■ Task instructions ■
Pick out the lines below with "toch" and list them.
─── Provided records
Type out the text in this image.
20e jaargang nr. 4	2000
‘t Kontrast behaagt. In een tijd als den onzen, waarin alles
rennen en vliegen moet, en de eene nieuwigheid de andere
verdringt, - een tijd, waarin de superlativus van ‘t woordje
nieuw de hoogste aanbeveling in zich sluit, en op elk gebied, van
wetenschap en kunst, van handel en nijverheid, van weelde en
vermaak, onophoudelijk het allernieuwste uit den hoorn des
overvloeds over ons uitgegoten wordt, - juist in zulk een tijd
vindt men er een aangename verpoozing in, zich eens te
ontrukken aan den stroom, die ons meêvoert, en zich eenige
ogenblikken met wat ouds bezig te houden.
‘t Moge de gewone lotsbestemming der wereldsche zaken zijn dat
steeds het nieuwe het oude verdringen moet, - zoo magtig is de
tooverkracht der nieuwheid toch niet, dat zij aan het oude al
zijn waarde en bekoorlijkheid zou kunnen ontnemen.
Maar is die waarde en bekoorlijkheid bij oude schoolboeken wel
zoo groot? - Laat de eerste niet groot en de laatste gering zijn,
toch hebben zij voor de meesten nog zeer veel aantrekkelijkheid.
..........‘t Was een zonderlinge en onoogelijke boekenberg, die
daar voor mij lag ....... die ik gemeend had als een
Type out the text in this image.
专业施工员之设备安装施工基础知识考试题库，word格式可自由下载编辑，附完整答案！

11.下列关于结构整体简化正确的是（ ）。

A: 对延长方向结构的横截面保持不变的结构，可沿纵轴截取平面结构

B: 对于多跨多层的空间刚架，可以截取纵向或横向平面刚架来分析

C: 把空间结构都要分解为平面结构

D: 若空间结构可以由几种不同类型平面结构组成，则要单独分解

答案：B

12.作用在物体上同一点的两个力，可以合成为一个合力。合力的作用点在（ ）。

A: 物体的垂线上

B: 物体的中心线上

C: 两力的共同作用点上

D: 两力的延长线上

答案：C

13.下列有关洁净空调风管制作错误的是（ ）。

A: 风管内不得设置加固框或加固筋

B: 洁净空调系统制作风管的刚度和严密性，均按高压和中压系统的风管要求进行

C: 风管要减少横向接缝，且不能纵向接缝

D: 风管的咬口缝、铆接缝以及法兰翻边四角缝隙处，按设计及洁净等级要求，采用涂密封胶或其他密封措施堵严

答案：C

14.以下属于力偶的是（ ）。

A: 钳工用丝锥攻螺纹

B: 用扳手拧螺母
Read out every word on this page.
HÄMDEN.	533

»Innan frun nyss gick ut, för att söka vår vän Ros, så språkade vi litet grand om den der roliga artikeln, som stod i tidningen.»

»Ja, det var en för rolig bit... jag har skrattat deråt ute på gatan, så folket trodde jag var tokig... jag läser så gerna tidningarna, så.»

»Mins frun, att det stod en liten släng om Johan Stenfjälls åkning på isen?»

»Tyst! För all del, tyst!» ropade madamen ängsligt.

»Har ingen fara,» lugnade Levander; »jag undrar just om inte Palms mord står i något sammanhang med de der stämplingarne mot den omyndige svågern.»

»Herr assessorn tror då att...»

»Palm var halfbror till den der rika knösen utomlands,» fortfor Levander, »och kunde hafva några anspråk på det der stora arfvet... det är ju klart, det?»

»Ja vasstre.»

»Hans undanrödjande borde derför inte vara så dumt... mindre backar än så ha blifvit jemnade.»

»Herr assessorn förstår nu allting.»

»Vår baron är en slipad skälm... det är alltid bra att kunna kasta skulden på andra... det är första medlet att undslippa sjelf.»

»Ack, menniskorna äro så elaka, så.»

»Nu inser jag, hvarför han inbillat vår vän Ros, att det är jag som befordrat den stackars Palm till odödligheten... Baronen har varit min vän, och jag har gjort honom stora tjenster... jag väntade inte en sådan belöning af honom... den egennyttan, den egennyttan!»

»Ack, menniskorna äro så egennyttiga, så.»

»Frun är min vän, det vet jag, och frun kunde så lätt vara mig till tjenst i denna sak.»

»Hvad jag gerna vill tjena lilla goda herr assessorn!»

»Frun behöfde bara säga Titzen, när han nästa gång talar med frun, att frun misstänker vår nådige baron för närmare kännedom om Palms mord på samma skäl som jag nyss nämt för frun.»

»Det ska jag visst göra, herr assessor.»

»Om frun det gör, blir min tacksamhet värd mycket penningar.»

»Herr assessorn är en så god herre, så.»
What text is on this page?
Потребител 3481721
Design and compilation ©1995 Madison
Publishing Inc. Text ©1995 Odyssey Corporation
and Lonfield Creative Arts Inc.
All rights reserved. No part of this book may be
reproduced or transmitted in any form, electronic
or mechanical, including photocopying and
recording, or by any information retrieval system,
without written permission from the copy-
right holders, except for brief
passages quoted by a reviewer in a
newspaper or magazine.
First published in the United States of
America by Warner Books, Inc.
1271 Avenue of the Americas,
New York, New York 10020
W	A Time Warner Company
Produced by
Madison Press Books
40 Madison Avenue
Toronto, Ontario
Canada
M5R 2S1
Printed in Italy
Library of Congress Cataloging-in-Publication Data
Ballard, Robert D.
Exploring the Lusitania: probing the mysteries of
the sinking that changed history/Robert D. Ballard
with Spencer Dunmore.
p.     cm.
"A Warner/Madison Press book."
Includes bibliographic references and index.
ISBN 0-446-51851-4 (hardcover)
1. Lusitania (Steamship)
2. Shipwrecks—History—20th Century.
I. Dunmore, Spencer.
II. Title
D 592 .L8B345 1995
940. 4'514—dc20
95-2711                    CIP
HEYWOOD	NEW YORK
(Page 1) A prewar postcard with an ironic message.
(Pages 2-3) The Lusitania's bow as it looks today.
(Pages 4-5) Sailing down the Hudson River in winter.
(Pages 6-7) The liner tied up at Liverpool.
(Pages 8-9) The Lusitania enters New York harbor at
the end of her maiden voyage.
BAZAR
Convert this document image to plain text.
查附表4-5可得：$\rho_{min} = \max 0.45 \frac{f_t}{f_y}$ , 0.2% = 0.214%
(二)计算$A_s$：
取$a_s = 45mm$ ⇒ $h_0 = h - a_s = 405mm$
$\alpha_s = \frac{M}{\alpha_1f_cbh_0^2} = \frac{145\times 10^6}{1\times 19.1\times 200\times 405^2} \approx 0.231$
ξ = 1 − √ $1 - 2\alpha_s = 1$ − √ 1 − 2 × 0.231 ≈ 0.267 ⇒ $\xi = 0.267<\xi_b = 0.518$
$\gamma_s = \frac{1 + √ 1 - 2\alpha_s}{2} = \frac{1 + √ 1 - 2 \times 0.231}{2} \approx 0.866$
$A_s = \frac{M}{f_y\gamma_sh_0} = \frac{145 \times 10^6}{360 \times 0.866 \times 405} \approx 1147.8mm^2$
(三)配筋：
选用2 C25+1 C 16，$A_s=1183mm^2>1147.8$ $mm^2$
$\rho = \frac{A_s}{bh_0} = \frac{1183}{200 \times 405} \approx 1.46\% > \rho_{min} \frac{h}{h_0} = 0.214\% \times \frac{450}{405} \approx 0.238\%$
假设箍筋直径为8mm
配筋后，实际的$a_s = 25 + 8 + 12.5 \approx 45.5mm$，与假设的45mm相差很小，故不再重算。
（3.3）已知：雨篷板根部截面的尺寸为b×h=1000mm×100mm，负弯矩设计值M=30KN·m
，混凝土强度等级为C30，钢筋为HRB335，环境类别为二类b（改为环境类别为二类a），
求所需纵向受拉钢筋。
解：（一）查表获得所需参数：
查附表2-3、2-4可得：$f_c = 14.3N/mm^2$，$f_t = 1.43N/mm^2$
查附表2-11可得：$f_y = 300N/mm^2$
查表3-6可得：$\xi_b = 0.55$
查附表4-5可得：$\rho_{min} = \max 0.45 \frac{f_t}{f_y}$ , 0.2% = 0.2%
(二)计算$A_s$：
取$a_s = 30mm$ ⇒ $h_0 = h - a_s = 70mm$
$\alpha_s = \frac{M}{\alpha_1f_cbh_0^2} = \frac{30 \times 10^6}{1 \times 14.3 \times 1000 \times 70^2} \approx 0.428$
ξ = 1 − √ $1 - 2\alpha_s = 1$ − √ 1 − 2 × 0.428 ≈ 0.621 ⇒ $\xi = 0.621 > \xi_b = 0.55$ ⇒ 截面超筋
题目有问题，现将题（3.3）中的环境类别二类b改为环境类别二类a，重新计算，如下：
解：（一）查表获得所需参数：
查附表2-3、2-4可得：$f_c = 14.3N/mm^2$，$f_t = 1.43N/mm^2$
──────
■ Response below ■
tooverkracht der nieuwheid toch niet, dat zij aan het oude al
toch hebben zij voor de meesten nog zeer veel aantrekkelijkheid.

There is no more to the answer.